* INPUT ROWS *
Start
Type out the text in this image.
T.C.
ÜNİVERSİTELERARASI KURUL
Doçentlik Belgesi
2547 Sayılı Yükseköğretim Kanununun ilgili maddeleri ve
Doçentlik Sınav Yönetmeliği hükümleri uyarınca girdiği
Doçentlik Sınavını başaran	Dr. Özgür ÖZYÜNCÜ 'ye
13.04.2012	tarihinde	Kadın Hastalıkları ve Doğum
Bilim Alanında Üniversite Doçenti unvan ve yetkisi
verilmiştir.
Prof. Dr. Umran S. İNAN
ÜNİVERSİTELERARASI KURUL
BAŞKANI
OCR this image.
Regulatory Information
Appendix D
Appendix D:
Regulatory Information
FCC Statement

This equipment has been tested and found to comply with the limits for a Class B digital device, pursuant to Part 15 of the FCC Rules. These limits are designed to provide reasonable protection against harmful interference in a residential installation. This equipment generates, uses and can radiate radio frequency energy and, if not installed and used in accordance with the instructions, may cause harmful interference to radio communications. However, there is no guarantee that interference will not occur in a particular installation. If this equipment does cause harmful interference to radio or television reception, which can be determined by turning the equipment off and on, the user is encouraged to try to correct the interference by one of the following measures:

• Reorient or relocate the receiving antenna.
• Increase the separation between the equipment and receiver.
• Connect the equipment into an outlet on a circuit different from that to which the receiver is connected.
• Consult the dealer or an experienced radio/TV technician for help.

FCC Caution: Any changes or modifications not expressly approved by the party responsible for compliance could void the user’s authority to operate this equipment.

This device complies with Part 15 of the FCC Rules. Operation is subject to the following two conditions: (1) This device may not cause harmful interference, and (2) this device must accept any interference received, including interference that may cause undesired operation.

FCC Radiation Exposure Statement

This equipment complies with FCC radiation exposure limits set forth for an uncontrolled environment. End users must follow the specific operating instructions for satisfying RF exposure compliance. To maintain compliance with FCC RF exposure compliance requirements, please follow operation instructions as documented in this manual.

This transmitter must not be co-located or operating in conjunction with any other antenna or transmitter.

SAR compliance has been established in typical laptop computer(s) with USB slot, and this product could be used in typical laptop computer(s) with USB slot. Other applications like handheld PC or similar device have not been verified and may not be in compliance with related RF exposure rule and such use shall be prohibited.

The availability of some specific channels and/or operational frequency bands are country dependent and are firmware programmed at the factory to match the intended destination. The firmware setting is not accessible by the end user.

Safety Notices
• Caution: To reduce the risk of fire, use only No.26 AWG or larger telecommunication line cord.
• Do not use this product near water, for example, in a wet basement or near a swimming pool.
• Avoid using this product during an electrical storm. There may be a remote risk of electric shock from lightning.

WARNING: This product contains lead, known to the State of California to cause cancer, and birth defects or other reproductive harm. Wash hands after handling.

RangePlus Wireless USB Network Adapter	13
End
* WRITTEN TASK *
Using the data above, reproduce every line exactly.

* EXERCISE ANSWER *
Type out the text in this image.
T.C.
ÜNİVERSİTELERARASI KURUL
Doçentlik Belgesi
2547 Sayılı Yükseköğretim Kanununun ilgili maddeleri ve
Doçentlik Sınav Yönetmeliği hükümleri uyarınca girdiği
Doçentlik Sınavını başaran	Dr. Özgür ÖZYÜNCÜ 'ye
13.04.2012	tarihinde	Kadın Hastalıkları ve Doğum
Bilim Alanında Üniversite Doçenti unvan ve yetkisi
verilmiştir.
Prof. Dr. Umran S. İNAN
ÜNİVERSİTELERARASI KURUL
BAŞKANI
OCR this image.
Regulatory Information
Appendix D
Appendix D:
Regulatory Information
FCC Statement

This equipment has been tested and found to comply with the limits for a Class B digital device, pursuant to Part 15 of the FCC Rules. These limits are designed to provide reasonable protection against harmful interference in a residential installation. This equipment generates, uses and can radiate radio frequency energy and, if not installed and used in accordance with the instructions, may cause harmful interference to radio communications. However, there is no guarantee that interference will not occur in a particular installation. If this equipment does cause harmful interference to radio or television reception, which can be determined by turning the equipment off and on, the user is encouraged to try to correct the interference by one of the following measures:

• Reorient or relocate the receiving antenna.
• Increase the separation between the equipment and receiver.
• Connect the equipment into an outlet on a circuit different from that to which the receiver is connected.
• Consult the dealer or an experienced radio/TV technician for help.

FCC Caution: Any changes or modifications not expressly approved by the party responsible for compliance could void the user’s authority to operate this equipment.

This device complies with Part 15 of the FCC Rules. Operation is subject to the following two conditions: (1) This device may not cause harmful interference, and (2) this device must accept any interference received, including interference that may cause undesired operation.

FCC Radiation Exposure Statement

This equipment complies with FCC radiation exposure limits set forth for an uncontrolled environment. End users must follow the specific operating instructions for satisfying RF exposure compliance. To maintain compliance with FCC RF exposure compliance requirements, please follow operation instructions as documented in this manual.

This transmitter must not be co-located or operating in conjunction with any other antenna or transmitter.

SAR compliance has been established in typical laptop computer(s) with USB slot, and this product could be used in typical laptop computer(s) with USB slot. Other applications like handheld PC or similar device have not been verified and may not be in compliance with related RF exposure rule and such use shall be prohibited.

The availability of some specific channels and/or operational frequency bands are country dependent and are firmware programmed at the factory to match the intended destination. The firmware setting is not accessible by the end user.

Safety Notices
• Caution: To reduce the risk of fire, use only No.26 AWG or larger telecommunication line cord.
• Do not use this product near water, for example, in a wet basement or near a swimming pool.
• Avoid using this product during an electrical storm. There may be a remote risk of electric shock from lightning.

WARNING: This product contains lead, known to the State of California to cause cancer, and birth defects or other reproductive harm. Wash hands after handling.

RangePlus Wireless USB Network Adapter	13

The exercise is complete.